Exercise objective: Would you output the whole listing below, exactly as it reads?

Collected data
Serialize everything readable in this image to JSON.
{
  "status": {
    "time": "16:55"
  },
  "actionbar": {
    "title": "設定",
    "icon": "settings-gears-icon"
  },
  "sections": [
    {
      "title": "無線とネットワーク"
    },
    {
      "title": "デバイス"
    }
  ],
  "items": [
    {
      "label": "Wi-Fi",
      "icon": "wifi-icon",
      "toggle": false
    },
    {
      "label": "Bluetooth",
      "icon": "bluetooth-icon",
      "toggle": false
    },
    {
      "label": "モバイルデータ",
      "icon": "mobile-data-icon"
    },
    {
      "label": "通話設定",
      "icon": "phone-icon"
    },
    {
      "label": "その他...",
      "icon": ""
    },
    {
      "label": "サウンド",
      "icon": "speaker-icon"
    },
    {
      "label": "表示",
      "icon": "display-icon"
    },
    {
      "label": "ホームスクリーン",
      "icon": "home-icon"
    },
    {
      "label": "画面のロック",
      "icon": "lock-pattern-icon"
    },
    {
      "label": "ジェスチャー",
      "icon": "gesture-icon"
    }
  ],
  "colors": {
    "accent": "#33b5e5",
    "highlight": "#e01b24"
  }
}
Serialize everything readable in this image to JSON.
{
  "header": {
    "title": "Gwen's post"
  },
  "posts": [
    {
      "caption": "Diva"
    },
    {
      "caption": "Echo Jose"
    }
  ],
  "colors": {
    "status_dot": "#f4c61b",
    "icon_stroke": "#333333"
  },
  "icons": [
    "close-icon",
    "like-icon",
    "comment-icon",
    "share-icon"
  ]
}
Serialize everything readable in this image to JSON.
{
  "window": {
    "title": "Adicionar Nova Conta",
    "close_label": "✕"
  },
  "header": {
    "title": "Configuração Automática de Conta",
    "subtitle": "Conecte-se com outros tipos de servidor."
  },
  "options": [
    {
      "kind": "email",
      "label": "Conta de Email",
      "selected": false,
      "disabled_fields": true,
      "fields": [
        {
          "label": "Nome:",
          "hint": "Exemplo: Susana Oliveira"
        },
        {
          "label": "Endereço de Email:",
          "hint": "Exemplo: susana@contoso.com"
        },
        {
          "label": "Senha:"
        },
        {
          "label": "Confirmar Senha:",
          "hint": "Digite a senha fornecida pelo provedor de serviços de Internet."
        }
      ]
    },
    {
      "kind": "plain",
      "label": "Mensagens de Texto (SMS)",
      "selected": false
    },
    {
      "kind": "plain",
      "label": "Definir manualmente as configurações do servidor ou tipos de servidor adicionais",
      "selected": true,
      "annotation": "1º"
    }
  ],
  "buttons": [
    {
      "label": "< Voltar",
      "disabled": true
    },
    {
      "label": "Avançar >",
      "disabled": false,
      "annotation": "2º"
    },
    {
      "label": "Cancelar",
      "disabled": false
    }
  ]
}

Response to this task:
Serialize everything readable in this image to JSON.
{
  "status": {
    "time": "16:55"
  },
  "actionbar": {
    "title": "設定",
    "icon": "settings-gears-icon"
  },
  "sections": [
    {
      "title": "無線とネットワーク"
    },
    {
      "title": "デバイス"
    }
  ],
  "items": [
    {
      "label": "Wi-Fi",
      "icon": "wifi-icon",
      "toggle": false
    },
    {
      "label": "Bluetooth",
      "icon": "bluetooth-icon",
      "toggle": false
    },
    {
      "label": "モバイルデータ",
      "icon": "mobile-data-icon"
    },
    {
      "label": "通話設定",
      "icon": "phone-icon"
    },
    {
      "label": "その他...",
      "icon": ""
    },
    {
      "label": "サウンド",
      "icon": "speaker-icon"
    },
    {
      "label": "表示",
      "icon": "display-icon"
    },
    {
      "label": "ホームスクリーン",
      "icon": "home-icon"
    },
    {
      "label": "画面のロック",
      "icon": "lock-pattern-icon"
    },
    {
      "label": "ジェスチャー",
      "icon": "gesture-icon"
    }
  ],
  "colors": {
    "accent": "#33b5e5",
    "highlight": "#e01b24"
  }
}
Serialize everything readable in this image to JSON.
{
  "header": {
    "title": "Gwen's post"
  },
  "posts": [
    {
      "caption": "Diva"
    },
    {
      "caption": "Echo Jose"
    }
  ],
  "colors": {
    "status_dot": "#f4c61b",
    "icon_stroke": "#333333"
  },
  "icons": [
    "close-icon",
    "like-icon",
    "comment-icon",
    "share-icon"
  ]
}
Serialize everything readable in this image to JSON.
{
  "window": {
    "title": "Adicionar Nova Conta",
    "close_label": "✕"
  },
  "header": {
    "title": "Configuração Automática de Conta",
    "subtitle": "Conecte-se com outros tipos de servidor."
  },
  "options": [
    {
      "kind": "email",
      "label": "Conta de Email",
      "selected": false,
      "disabled_fields": true,
      "fields": [
        {
          "label": "Nome:",
          "hint": "Exemplo: Susana Oliveira"
        },
        {
          "label": "Endereço de Email:",
          "hint": "Exemplo: susana@contoso.com"
        },
        {
          "label": "Senha:"
        },
        {
          "label": "Confirmar Senha:",
          "hint": "Digite a senha fornecida pelo provedor de serviços de Internet."
        }
      ]
    },
    {
      "kind": "plain",
      "label": "Mensagens de Texto (SMS)",
      "selected": false
    },
    {
      "kind": "plain",
      "label": "Definir manualmente as configurações do servidor ou tipos de servidor adicionais",
      "selected": true,
      "annotation": "1º"
    }
  ],
  "buttons": [
    {
      "label": "< Voltar",
      "disabled": true
    },
    {
      "label": "Avançar >",
      "disabled": false,
      "annotation": "2º"
    },
    {
      "label": "Cancelar",
      "disabled": false
    }
  ]
}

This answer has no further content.